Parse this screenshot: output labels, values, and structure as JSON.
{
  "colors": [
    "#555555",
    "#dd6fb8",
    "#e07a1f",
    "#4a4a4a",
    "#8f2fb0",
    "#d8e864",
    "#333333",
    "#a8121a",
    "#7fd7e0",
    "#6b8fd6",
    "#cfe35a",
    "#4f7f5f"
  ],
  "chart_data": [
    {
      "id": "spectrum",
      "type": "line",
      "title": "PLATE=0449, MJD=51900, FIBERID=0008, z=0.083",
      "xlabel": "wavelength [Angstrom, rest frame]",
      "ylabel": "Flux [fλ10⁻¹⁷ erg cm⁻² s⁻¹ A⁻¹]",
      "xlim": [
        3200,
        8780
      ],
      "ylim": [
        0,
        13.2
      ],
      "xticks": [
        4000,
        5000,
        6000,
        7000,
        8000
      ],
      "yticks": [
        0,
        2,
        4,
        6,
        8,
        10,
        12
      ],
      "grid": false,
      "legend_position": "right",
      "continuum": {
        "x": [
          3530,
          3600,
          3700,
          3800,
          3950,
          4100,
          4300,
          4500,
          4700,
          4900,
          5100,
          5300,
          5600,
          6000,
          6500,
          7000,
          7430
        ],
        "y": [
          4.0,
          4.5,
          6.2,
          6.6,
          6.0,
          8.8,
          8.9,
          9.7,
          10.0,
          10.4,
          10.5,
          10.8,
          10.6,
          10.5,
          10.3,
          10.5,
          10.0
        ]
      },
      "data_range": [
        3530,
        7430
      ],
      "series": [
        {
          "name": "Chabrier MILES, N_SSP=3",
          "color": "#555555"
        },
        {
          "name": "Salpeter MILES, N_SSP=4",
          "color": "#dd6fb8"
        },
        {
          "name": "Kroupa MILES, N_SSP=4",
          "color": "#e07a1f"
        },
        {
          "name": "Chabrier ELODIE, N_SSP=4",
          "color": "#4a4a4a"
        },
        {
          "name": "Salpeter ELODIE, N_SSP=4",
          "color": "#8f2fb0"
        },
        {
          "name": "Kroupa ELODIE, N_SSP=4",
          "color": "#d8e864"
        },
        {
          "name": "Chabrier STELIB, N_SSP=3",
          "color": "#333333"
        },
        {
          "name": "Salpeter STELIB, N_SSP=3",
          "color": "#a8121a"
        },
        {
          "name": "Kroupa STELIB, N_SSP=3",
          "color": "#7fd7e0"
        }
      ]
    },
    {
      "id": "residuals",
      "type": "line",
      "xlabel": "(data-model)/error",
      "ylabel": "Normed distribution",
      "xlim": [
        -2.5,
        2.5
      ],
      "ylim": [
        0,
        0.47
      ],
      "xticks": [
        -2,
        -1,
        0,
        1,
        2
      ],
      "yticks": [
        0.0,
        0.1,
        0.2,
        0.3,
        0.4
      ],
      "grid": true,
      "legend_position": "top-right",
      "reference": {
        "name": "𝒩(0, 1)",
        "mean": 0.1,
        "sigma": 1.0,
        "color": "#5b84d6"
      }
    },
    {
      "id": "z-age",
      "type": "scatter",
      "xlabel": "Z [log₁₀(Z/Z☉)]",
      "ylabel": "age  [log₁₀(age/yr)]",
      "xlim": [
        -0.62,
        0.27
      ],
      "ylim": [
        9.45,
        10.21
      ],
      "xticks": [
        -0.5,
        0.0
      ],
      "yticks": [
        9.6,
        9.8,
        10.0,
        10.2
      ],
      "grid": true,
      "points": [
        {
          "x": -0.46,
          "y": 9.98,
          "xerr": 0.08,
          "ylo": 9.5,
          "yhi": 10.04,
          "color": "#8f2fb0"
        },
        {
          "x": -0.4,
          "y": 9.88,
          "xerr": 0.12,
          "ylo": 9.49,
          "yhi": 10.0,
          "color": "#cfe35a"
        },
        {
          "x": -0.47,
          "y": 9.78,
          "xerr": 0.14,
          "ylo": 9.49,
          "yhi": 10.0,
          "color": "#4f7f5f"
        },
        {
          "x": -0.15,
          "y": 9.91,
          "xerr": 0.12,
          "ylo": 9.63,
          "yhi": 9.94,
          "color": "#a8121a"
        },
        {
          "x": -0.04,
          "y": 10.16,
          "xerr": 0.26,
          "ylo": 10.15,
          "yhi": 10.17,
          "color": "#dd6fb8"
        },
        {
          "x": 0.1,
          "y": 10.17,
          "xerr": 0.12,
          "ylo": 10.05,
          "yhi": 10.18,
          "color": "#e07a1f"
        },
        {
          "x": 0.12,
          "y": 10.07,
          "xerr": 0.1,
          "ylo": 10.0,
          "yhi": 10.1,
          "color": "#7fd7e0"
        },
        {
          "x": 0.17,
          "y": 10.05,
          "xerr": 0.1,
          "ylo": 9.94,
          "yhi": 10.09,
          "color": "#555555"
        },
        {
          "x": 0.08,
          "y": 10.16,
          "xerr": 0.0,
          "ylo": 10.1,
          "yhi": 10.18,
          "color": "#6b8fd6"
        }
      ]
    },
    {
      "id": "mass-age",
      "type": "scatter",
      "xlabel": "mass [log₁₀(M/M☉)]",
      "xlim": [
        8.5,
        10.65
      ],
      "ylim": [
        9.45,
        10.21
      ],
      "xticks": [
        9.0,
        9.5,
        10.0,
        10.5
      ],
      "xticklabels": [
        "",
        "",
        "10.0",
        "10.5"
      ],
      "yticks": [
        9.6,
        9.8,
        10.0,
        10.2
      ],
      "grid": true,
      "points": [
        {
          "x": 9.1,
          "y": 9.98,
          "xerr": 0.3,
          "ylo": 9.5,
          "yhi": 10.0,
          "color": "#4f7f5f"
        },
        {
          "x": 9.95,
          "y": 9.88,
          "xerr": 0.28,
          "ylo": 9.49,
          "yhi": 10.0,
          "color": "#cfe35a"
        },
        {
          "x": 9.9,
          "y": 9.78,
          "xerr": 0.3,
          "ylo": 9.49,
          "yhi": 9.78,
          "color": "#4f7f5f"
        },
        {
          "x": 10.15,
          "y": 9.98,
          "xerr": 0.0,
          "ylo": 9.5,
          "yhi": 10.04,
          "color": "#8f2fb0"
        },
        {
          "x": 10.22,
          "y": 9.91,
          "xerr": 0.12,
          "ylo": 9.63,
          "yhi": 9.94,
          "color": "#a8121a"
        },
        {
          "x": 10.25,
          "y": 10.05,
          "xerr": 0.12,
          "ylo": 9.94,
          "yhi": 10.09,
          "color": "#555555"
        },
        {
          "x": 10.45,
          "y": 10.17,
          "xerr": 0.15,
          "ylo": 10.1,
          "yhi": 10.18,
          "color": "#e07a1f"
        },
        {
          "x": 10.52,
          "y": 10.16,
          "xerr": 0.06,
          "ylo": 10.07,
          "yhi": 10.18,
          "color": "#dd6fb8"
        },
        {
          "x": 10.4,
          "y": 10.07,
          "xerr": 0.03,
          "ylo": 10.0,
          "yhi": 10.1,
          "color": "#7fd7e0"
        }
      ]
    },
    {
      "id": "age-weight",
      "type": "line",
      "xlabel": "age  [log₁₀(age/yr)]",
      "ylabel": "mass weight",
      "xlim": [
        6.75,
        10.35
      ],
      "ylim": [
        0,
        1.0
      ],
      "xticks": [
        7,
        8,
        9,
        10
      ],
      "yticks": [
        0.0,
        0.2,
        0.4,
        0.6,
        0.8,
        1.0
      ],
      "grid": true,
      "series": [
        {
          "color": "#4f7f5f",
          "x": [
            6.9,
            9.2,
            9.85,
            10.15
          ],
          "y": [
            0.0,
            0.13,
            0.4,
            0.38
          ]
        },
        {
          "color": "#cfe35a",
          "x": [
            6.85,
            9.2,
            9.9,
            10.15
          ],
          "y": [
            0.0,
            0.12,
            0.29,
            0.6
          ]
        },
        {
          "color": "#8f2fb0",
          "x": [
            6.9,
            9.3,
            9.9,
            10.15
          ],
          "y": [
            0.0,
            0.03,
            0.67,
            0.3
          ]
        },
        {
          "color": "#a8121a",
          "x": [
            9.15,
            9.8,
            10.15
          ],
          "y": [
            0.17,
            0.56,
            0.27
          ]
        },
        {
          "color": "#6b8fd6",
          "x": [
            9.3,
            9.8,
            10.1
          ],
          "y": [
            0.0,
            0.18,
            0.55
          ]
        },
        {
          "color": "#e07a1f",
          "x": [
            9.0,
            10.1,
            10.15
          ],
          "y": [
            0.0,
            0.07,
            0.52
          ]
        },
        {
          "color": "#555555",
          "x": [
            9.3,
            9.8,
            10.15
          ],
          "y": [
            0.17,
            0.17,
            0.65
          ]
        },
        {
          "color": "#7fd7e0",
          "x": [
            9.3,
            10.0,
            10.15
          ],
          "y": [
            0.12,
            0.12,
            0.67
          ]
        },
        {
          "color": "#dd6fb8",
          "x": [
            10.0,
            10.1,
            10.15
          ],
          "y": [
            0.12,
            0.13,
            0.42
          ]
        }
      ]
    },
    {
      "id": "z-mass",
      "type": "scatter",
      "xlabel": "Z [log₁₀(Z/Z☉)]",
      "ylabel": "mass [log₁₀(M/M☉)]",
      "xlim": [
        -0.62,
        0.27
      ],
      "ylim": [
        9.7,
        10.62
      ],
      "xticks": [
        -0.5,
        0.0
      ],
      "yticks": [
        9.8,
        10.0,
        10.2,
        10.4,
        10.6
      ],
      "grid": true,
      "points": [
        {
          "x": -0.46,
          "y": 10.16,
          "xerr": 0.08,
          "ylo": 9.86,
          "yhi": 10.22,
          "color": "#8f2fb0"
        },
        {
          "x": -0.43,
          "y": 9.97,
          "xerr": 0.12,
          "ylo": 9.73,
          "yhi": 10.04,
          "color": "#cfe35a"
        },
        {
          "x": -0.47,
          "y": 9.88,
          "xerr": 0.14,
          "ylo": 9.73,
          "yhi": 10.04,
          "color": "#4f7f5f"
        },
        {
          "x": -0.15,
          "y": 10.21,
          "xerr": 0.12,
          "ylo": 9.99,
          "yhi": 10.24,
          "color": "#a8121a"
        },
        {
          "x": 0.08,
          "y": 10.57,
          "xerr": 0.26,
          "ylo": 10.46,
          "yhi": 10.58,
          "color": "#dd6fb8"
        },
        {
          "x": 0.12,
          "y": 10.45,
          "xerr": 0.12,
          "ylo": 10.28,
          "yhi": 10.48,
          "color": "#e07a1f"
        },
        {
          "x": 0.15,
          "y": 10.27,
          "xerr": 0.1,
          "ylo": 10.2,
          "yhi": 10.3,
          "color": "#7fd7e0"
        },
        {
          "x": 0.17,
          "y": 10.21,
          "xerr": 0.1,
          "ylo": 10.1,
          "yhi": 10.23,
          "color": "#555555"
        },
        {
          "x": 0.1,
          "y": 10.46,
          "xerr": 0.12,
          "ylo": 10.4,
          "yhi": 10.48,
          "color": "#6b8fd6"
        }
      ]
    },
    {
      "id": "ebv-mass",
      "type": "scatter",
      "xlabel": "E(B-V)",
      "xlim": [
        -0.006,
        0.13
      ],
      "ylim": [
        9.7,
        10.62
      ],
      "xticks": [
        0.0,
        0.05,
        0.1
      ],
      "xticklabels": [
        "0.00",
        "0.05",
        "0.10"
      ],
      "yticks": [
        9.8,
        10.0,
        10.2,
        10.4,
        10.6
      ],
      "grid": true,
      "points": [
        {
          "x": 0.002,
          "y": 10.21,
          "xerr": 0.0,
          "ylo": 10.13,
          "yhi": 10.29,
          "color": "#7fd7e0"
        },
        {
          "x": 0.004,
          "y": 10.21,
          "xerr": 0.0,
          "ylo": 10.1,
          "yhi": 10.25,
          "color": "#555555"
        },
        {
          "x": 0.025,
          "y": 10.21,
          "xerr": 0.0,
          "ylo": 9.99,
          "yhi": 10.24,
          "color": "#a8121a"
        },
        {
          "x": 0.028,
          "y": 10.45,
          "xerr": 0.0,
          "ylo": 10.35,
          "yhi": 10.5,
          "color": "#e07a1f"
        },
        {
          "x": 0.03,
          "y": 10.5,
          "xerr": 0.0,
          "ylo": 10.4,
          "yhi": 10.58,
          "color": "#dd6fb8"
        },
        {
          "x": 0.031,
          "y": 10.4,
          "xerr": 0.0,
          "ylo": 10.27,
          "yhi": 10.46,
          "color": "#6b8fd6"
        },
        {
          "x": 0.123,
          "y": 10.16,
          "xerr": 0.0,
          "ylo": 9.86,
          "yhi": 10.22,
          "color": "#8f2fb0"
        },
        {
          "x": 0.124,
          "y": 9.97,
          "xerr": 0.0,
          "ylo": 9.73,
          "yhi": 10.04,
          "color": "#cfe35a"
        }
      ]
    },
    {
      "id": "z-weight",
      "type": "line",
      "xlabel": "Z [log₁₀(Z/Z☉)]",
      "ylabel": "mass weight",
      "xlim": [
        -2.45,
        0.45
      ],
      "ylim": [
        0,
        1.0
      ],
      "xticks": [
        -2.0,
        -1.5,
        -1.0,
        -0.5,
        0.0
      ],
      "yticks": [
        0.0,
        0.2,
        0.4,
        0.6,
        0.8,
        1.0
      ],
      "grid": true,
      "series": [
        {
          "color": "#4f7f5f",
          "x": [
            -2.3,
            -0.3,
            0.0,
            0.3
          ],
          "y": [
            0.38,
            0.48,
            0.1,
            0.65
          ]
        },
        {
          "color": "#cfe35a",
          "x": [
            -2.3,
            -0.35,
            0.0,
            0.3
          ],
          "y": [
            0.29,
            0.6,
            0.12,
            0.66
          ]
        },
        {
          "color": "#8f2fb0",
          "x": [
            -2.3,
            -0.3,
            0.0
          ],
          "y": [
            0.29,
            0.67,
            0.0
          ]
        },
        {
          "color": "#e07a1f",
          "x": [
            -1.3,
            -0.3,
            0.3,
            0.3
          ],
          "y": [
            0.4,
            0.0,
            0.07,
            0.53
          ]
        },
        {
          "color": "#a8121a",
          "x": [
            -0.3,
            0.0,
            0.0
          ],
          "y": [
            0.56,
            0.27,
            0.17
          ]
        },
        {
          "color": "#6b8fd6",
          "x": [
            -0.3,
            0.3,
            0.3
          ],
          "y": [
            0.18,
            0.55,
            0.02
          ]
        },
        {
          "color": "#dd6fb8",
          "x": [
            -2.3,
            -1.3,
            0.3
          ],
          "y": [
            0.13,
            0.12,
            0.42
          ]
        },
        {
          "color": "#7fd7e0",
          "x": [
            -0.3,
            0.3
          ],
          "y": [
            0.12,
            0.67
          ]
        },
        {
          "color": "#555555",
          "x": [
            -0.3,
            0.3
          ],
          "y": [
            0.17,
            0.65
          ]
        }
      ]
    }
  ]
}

==

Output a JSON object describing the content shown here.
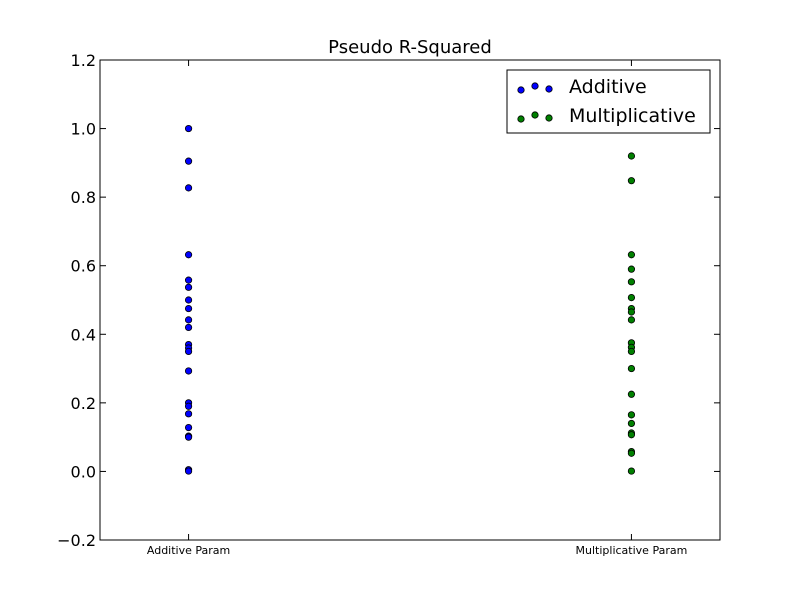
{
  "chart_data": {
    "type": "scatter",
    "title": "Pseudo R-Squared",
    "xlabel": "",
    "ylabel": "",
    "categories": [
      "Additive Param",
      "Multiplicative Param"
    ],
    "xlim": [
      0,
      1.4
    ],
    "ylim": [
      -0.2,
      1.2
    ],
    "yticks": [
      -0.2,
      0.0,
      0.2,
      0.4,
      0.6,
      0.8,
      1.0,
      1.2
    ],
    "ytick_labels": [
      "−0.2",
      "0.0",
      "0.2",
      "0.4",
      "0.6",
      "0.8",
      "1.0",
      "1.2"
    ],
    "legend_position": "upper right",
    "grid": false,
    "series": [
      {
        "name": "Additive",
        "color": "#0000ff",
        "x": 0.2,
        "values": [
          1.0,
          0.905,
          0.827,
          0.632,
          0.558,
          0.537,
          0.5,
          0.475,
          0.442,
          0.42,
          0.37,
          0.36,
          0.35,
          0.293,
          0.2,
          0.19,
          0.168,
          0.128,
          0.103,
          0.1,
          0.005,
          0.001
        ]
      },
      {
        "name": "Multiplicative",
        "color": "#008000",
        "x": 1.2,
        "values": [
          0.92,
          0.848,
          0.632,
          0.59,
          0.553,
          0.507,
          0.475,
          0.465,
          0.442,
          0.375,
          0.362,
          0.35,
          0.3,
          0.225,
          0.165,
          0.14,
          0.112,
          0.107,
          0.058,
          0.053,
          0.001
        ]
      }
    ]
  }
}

EXERCISE: Extract every line above that contains the word "Multiplicative".

SOLUTION TO THE EXERCISE:
      "Multiplicative Param"
        "name": "Multiplicative",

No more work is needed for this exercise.